WHAT YOU WILL DO: Give every line of the data again, unchanged, but with no pictures.

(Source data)

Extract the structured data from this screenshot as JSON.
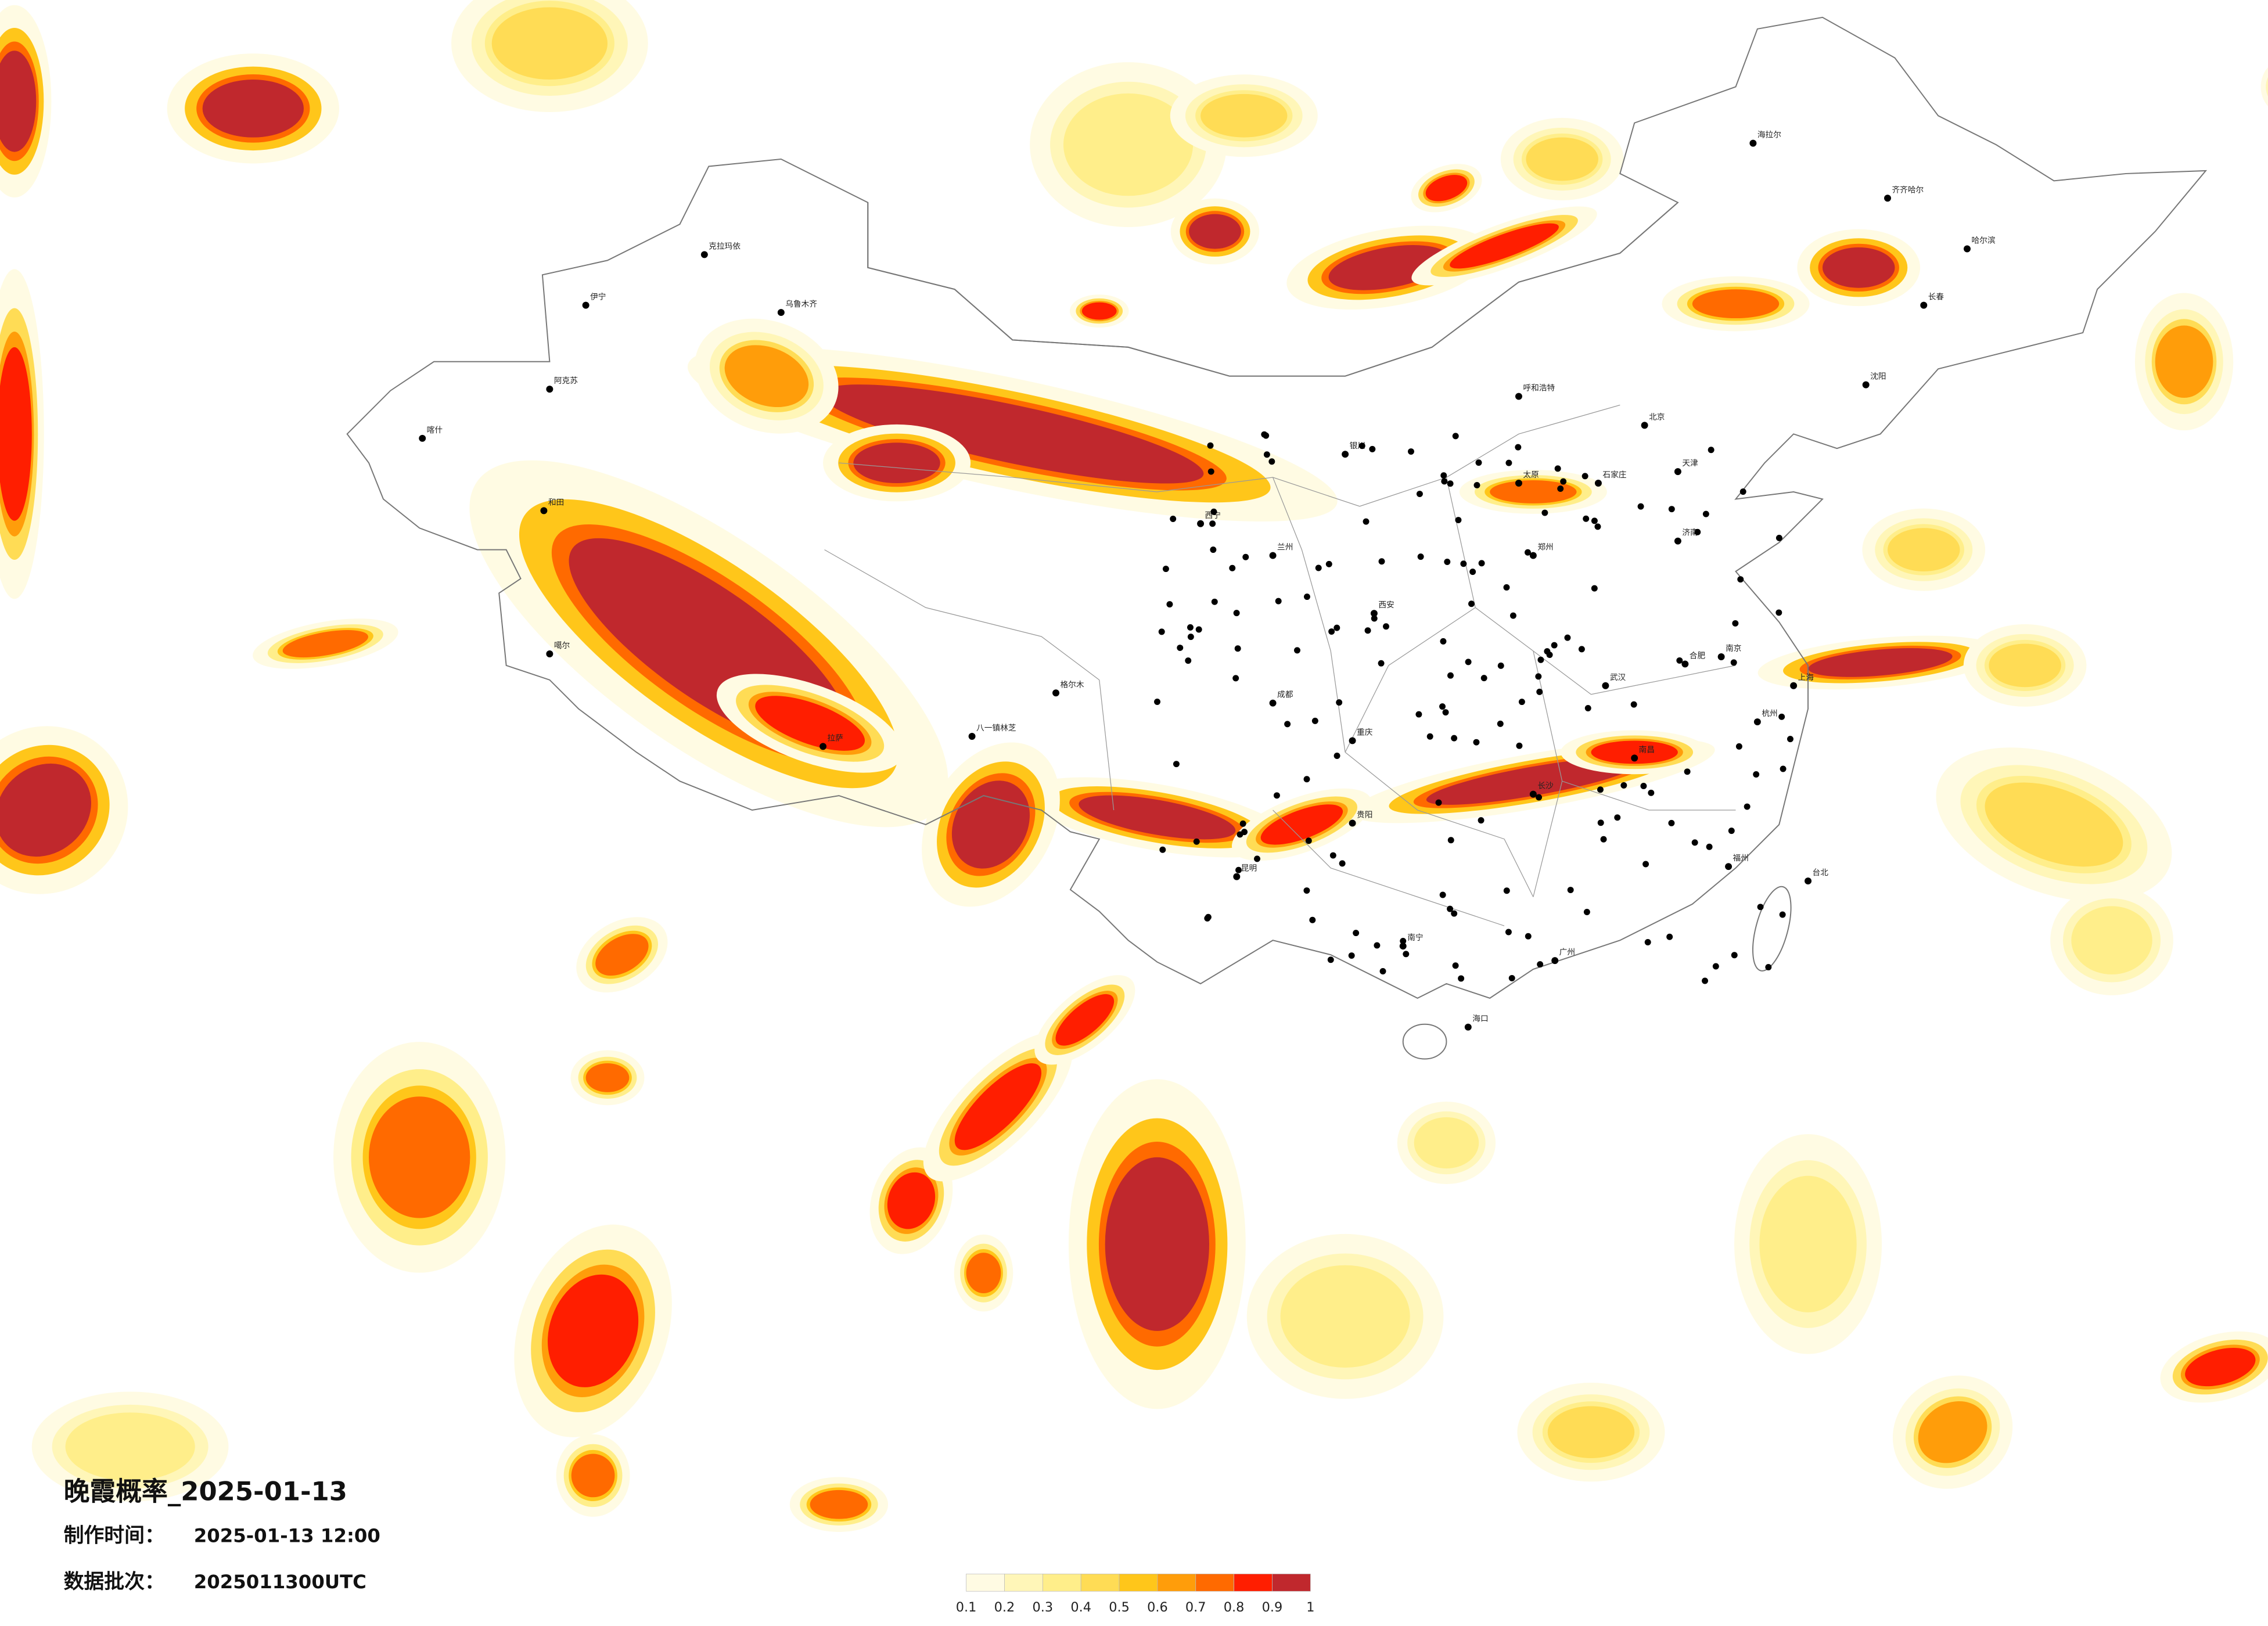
{
  "map": {
    "title": "晚霞概率_2025-01-13",
    "made_label": "制作时间：",
    "made_value": "2025-01-13 12:00",
    "batch_label": "数据批次：",
    "batch_value": "2025011300UTC",
    "legend": {
      "ticks": [
        0.1,
        0.2,
        0.3,
        0.4,
        0.5,
        0.6,
        0.7,
        0.8,
        0.9,
        1
      ],
      "colors": [
        "#fffbe3",
        "#fff6b8",
        "#ffee8a",
        "#ffdc55",
        "#ffc61a",
        "#ff9d0a",
        "#ff6a00",
        "#ff1e00",
        "#c0282d"
      ]
    },
    "cities": [
      "北京",
      "天津",
      "上海",
      "广州",
      "哈尔滨",
      "长春",
      "沈阳",
      "乌鲁木齐",
      "伊宁",
      "喀什",
      "和田",
      "拉萨",
      "八一镇林芝",
      "西宁",
      "兰州",
      "成都",
      "重庆",
      "昆明",
      "南宁",
      "海口",
      "贵阳",
      "长沙",
      "武汉",
      "郑州",
      "西安",
      "太原",
      "石家庄",
      "济南",
      "南京",
      "杭州",
      "福州",
      "台北",
      "合肥",
      "南昌",
      "呼和浩特",
      "银川",
      "海拉尔",
      "齐齐哈尔",
      "克拉玛依",
      "格尔木",
      "阿克苏",
      "噶尔"
    ]
  }
}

RESULT FOR THIS EXERCISE:
Extract the structured data from this screenshot as JSON.
{
  "map": {
    "title": "晚霞概率_2025-01-13",
    "made_label": "制作时间：",
    "made_value": "2025-01-13 12:00",
    "batch_label": "数据批次：",
    "batch_value": "2025011300UTC",
    "legend": {
      "ticks": [
        0.1,
        0.2,
        0.3,
        0.4,
        0.5,
        0.6,
        0.7,
        0.8,
        0.9,
        1
      ],
      "colors": [
        "#fffbe3",
        "#fff6b8",
        "#ffee8a",
        "#ffdc55",
        "#ffc61a",
        "#ff9d0a",
        "#ff6a00",
        "#ff1e00",
        "#c0282d"
      ]
    },
    "cities": [
      "北京",
      "天津",
      "上海",
      "广州",
      "哈尔滨",
      "长春",
      "沈阳",
      "乌鲁木齐",
      "伊宁",
      "喀什",
      "和田",
      "拉萨",
      "八一镇林芝",
      "西宁",
      "兰州",
      "成都",
      "重庆",
      "昆明",
      "南宁",
      "海口",
      "贵阳",
      "长沙",
      "武汉",
      "郑州",
      "西安",
      "太原",
      "石家庄",
      "济南",
      "南京",
      "杭州",
      "福州",
      "台北",
      "合肥",
      "南昌",
      "呼和浩特",
      "银川",
      "海拉尔",
      "齐齐哈尔",
      "克拉玛依",
      "格尔木",
      "阿克苏",
      "噶尔"
    ]
  }
}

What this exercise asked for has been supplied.